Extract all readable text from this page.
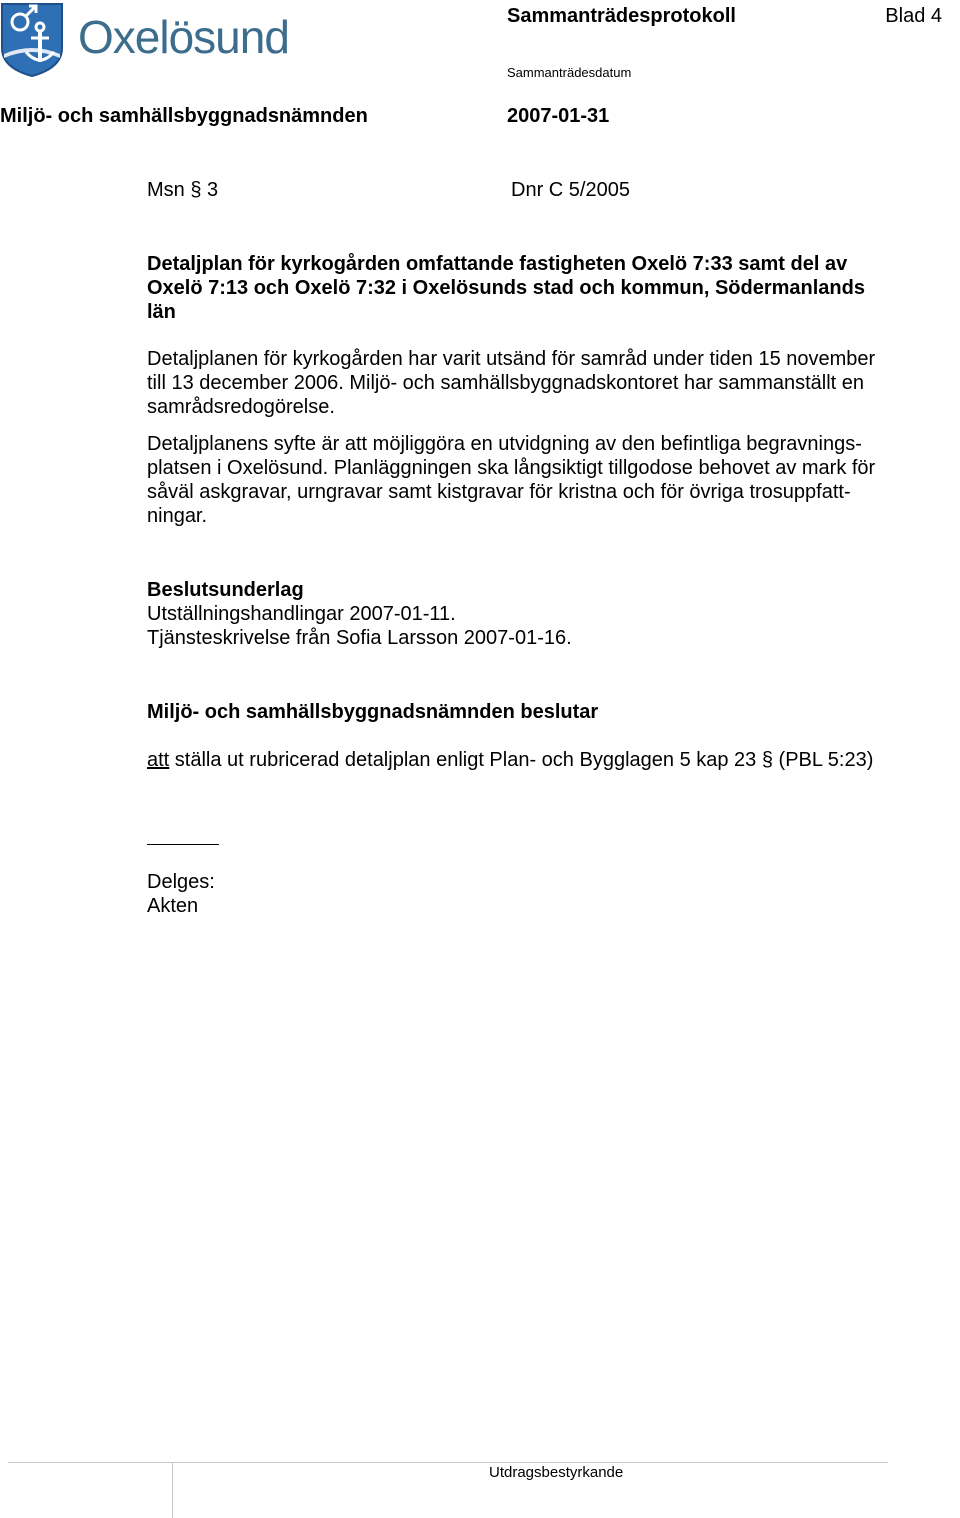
Oxelösund	Sammanträdesprotokoll	Blad 4
Sammanträdesdatum
Miljö- och samhällsbyggnadsnämnden	2007-01-31
Msn § 3	Dnr C 5/2005
Detaljplan för kyrkogården omfattande fastigheten Oxelö 7:33 samt del av
Oxelö 7:13 och Oxelö 7:32 i Oxelösunds stad och kommun, Södermanlands
län
Detaljplanen för kyrkogården har varit utsänd för samråd under tiden 15 november
till 13 december 2006. Miljö- och samhällsbyggnadskontoret har sammanställt en
samrådsredogörelse.
Detaljplanens syfte är att möjliggöra en utvidgning av den befintliga begravnings-
platsen i Oxelösund. Planläggningen ska långsiktigt tillgodose behovet av mark för
såväl askgravar, urngravar samt kistgravar för kristna och för övriga trosuppfatt-
ningar.
Beslutsunderlag
Utställningshandlingar 2007-01-11.
Tjänsteskrivelse från Sofia Larsson 2007-01-16.
Miljö- och samhällsbyggnadsnämnden beslutar
att ställa ut rubricerad detaljplan enligt Plan- och Bygglagen 5 kap 23 § (PBL 5:23)
Delges:
Akten
Utdragsbestyrkande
------------------------------------------------
▶ [WHAT THE TASK ASKS]:
Sift the material for lines with the string "kyrkogården". Copy each one found.

▶ [ANSWER TO THE PROBLEM]:
Detaljplan för kyrkogården omfattande fastigheten Oxelö 7:33 samt del av
Detaljplanen för kyrkogården har varit utsänd för samråd under tiden 15 november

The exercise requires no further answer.